INSTRUCTIONS FOR THE TASK:
Give every entry again, word for word and in full.

SUPPLIED ENTRIES:

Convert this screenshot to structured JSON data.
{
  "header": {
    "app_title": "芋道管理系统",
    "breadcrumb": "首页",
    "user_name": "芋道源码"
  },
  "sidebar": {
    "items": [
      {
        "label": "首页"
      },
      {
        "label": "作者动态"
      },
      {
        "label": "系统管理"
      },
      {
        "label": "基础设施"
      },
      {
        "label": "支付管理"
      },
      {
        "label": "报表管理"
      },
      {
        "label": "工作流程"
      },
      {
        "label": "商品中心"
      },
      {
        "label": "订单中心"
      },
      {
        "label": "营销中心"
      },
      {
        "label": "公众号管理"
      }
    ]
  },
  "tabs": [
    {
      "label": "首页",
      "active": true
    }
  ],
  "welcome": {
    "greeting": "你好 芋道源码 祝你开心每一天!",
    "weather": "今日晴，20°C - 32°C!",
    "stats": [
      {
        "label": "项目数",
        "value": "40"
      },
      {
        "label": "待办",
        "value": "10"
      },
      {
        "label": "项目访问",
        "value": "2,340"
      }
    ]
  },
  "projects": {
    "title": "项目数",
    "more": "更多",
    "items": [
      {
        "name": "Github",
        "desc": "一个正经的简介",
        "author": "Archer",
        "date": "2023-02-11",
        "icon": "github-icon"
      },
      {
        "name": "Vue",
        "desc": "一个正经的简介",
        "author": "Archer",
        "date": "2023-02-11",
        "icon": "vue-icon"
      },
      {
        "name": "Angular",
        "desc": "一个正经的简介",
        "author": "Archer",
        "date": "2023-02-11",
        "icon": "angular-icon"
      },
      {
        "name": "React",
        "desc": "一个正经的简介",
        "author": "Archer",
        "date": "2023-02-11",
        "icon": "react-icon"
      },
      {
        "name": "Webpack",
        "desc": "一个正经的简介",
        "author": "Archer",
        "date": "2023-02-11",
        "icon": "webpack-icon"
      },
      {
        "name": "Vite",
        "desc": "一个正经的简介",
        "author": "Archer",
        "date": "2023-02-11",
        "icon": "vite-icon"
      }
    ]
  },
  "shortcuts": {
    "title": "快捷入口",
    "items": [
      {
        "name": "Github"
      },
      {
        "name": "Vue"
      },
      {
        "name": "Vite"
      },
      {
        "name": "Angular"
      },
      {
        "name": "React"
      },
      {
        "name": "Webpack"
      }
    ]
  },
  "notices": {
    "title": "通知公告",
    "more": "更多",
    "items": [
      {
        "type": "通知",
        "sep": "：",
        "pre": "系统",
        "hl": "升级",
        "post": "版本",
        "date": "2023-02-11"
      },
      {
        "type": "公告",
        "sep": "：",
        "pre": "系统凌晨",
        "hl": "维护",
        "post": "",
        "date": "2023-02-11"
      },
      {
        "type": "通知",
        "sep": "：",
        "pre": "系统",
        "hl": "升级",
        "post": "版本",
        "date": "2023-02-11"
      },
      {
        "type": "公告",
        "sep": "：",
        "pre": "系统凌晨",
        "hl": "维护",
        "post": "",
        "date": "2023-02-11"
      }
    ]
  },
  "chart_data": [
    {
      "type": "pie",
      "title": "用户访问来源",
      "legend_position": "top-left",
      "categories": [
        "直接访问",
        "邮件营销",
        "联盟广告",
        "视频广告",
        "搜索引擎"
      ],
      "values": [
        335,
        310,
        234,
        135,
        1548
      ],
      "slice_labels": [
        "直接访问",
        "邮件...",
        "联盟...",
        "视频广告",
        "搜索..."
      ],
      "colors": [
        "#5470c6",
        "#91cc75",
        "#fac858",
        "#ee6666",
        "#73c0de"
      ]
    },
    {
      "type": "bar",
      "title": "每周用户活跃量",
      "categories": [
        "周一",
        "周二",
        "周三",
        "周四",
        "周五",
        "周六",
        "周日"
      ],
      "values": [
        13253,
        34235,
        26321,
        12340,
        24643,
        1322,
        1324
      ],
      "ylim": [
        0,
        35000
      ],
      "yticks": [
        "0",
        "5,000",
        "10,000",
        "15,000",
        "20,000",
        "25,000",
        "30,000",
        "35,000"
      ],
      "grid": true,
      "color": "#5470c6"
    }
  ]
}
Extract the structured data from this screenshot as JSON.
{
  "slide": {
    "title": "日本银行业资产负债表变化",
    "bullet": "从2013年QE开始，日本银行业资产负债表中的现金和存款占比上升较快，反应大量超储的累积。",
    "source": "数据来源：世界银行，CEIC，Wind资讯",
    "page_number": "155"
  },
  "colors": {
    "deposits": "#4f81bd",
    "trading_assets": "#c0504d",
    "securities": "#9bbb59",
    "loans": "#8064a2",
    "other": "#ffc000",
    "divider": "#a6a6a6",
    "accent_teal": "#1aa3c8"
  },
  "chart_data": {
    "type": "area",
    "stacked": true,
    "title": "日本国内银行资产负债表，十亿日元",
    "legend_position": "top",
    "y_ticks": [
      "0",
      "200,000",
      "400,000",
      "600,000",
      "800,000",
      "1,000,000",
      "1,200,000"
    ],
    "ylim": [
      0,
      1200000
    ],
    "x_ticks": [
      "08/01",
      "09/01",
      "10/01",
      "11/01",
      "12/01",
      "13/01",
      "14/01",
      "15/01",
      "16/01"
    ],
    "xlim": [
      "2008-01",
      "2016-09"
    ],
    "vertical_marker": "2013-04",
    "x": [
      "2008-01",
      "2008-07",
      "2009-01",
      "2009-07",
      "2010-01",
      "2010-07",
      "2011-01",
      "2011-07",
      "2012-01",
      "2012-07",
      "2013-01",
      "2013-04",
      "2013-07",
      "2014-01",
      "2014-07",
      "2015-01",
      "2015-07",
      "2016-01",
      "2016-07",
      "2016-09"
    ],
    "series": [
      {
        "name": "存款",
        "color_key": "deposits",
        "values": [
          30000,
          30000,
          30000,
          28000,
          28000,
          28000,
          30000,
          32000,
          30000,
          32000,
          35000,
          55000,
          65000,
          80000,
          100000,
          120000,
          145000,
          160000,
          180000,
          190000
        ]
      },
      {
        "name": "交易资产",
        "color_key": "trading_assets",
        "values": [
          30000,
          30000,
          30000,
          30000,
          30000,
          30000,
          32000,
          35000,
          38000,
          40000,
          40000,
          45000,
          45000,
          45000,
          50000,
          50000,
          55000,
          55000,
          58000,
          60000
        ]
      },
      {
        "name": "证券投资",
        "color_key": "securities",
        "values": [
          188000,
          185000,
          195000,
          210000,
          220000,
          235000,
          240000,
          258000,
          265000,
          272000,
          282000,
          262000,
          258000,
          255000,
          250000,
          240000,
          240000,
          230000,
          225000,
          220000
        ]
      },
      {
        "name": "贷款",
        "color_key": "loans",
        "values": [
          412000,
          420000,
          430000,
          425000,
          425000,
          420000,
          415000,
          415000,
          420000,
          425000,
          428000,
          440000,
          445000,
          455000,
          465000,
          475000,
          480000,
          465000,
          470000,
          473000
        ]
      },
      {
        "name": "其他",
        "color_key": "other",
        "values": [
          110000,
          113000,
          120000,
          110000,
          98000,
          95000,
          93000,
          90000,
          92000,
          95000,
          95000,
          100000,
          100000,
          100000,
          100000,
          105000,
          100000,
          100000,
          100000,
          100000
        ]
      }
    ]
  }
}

SOLUTION TO THE EXERCISE:
Convert this screenshot to structured JSON data.
{
  "header": {
    "app_title": "芋道管理系统",
    "breadcrumb": "首页",
    "user_name": "芋道源码"
  },
  "sidebar": {
    "items": [
      {
        "label": "首页"
      },
      {
        "label": "作者动态"
      },
      {
        "label": "系统管理"
      },
      {
        "label": "基础设施"
      },
      {
        "label": "支付管理"
      },
      {
        "label": "报表管理"
      },
      {
        "label": "工作流程"
      },
      {
        "label": "商品中心"
      },
      {
        "label": "订单中心"
      },
      {
        "label": "营销中心"
      },
      {
        "label": "公众号管理"
      }
    ]
  },
  "tabs": [
    {
      "label": "首页",
      "active": true
    }
  ],
  "welcome": {
    "greeting": "你好 芋道源码 祝你开心每一天!",
    "weather": "今日晴，20°C - 32°C!",
    "stats": [
      {
        "label": "项目数",
        "value": "40"
      },
      {
        "label": "待办",
        "value": "10"
      },
      {
        "label": "项目访问",
        "value": "2,340"
      }
    ]
  },
  "projects": {
    "title": "项目数",
    "more": "更多",
    "items": [
      {
        "name": "Github",
        "desc": "一个正经的简介",
        "author": "Archer",
        "date": "2023-02-11",
        "icon": "github-icon"
      },
      {
        "name": "Vue",
        "desc": "一个正经的简介",
        "author": "Archer",
        "date": "2023-02-11",
        "icon": "vue-icon"
      },
      {
        "name": "Angular",
        "desc": "一个正经的简介",
        "author": "Archer",
        "date": "2023-02-11",
        "icon": "angular-icon"
      },
      {
        "name": "React",
        "desc": "一个正经的简介",
        "author": "Archer",
        "date": "2023-02-11",
        "icon": "react-icon"
      },
      {
        "name": "Webpack",
        "desc": "一个正经的简介",
        "author": "Archer",
        "date": "2023-02-11",
        "icon": "webpack-icon"
      },
      {
        "name": "Vite",
        "desc": "一个正经的简介",
        "author": "Archer",
        "date": "2023-02-11",
        "icon": "vite-icon"
      }
    ]
  },
  "shortcuts": {
    "title": "快捷入口",
    "items": [
      {
        "name": "Github"
      },
      {
        "name": "Vue"
      },
      {
        "name": "Vite"
      },
      {
        "name": "Angular"
      },
      {
        "name": "React"
      },
      {
        "name": "Webpack"
      }
    ]
  },
  "notices": {
    "title": "通知公告",
    "more": "更多",
    "items": [
      {
        "type": "通知",
        "sep": "：",
        "pre": "系统",
        "hl": "升级",
        "post": "版本",
        "date": "2023-02-11"
      },
      {
        "type": "公告",
        "sep": "：",
        "pre": "系统凌晨",
        "hl": "维护",
        "post": "",
        "date": "2023-02-11"
      },
      {
        "type": "通知",
        "sep": "：",
        "pre": "系统",
        "hl": "升级",
        "post": "版本",
        "date": "2023-02-11"
      },
      {
        "type": "公告",
        "sep": "：",
        "pre": "系统凌晨",
        "hl": "维护",
        "post": "",
        "date": "2023-02-11"
      }
    ]
  },
  "chart_data": [
    {
      "type": "pie",
      "title": "用户访问来源",
      "legend_position": "top-left",
      "categories": [
        "直接访问",
        "邮件营销",
        "联盟广告",
        "视频广告",
        "搜索引擎"
      ],
      "values": [
        335,
        310,
        234,
        135,
        1548
      ],
      "slice_labels": [
        "直接访问",
        "邮件...",
        "联盟...",
        "视频广告",
        "搜索..."
      ],
      "colors": [
        "#5470c6",
        "#91cc75",
        "#fac858",
        "#ee6666",
        "#73c0de"
      ]
    },
    {
      "type": "bar",
      "title": "每周用户活跃量",
      "categories": [
        "周一",
        "周二",
        "周三",
        "周四",
        "周五",
        "周六",
        "周日"
      ],
      "values": [
        13253,
        34235,
        26321,
        12340,
        24643,
        1322,
        1324
      ],
      "ylim": [
        0,
        35000
      ],
      "yticks": [
        "0",
        "5,000",
        "10,000",
        "15,000",
        "20,000",
        "25,000",
        "30,000",
        "35,000"
      ],
      "grid": true,
      "color": "#5470c6"
    }
  ]
}
Extract the structured data from this screenshot as JSON.
{
  "slide": {
    "title": "日本银行业资产负债表变化",
    "bullet": "从2013年QE开始，日本银行业资产负债表中的现金和存款占比上升较快，反应大量超储的累积。",
    "source": "数据来源：世界银行，CEIC，Wind资讯",
    "page_number": "155"
  },
  "colors": {
    "deposits": "#4f81bd",
    "trading_assets": "#c0504d",
    "securities": "#9bbb59",
    "loans": "#8064a2",
    "other": "#ffc000",
    "divider": "#a6a6a6",
    "accent_teal": "#1aa3c8"
  },
  "chart_data": {
    "type": "area",
    "stacked": true,
    "title": "日本国内银行资产负债表，十亿日元",
    "legend_position": "top",
    "y_ticks": [
      "0",
      "200,000",
      "400,000",
      "600,000",
      "800,000",
      "1,000,000",
      "1,200,000"
    ],
    "ylim": [
      0,
      1200000
    ],
    "x_ticks": [
      "08/01",
      "09/01",
      "10/01",
      "11/01",
      "12/01",
      "13/01",
      "14/01",
      "15/01",
      "16/01"
    ],
    "xlim": [
      "2008-01",
      "2016-09"
    ],
    "vertical_marker": "2013-04",
    "x": [
      "2008-01",
      "2008-07",
      "2009-01",
      "2009-07",
      "2010-01",
      "2010-07",
      "2011-01",
      "2011-07",
      "2012-01",
      "2012-07",
      "2013-01",
      "2013-04",
      "2013-07",
      "2014-01",
      "2014-07",
      "2015-01",
      "2015-07",
      "2016-01",
      "2016-07",
      "2016-09"
    ],
    "series": [
      {
        "name": "存款",
        "color_key": "deposits",
        "values": [
          30000,
          30000,
          30000,
          28000,
          28000,
          28000,
          30000,
          32000,
          30000,
          32000,
          35000,
          55000,
          65000,
          80000,
          100000,
          120000,
          145000,
          160000,
          180000,
          190000
        ]
      },
      {
        "name": "交易资产",
        "color_key": "trading_assets",
        "values": [
          30000,
          30000,
          30000,
          30000,
          30000,
          30000,
          32000,
          35000,
          38000,
          40000,
          40000,
          45000,
          45000,
          45000,
          50000,
          50000,
          55000,
          55000,
          58000,
          60000
        ]
      },
      {
        "name": "证券投资",
        "color_key": "securities",
        "values": [
          188000,
          185000,
          195000,
          210000,
          220000,
          235000,
          240000,
          258000,
          265000,
          272000,
          282000,
          262000,
          258000,
          255000,
          250000,
          240000,
          240000,
          230000,
          225000,
          220000
        ]
      },
      {
        "name": "贷款",
        "color_key": "loans",
        "values": [
          412000,
          420000,
          430000,
          425000,
          425000,
          420000,
          415000,
          415000,
          420000,
          425000,
          428000,
          440000,
          445000,
          455000,
          465000,
          475000,
          480000,
          465000,
          470000,
          473000
        ]
      },
      {
        "name": "其他",
        "color_key": "other",
        "values": [
          110000,
          113000,
          120000,
          110000,
          98000,
          95000,
          93000,
          90000,
          92000,
          95000,
          95000,
          100000,
          100000,
          100000,
          100000,
          105000,
          100000,
          100000,
          100000,
          100000
        ]
      }
    ]
  }
}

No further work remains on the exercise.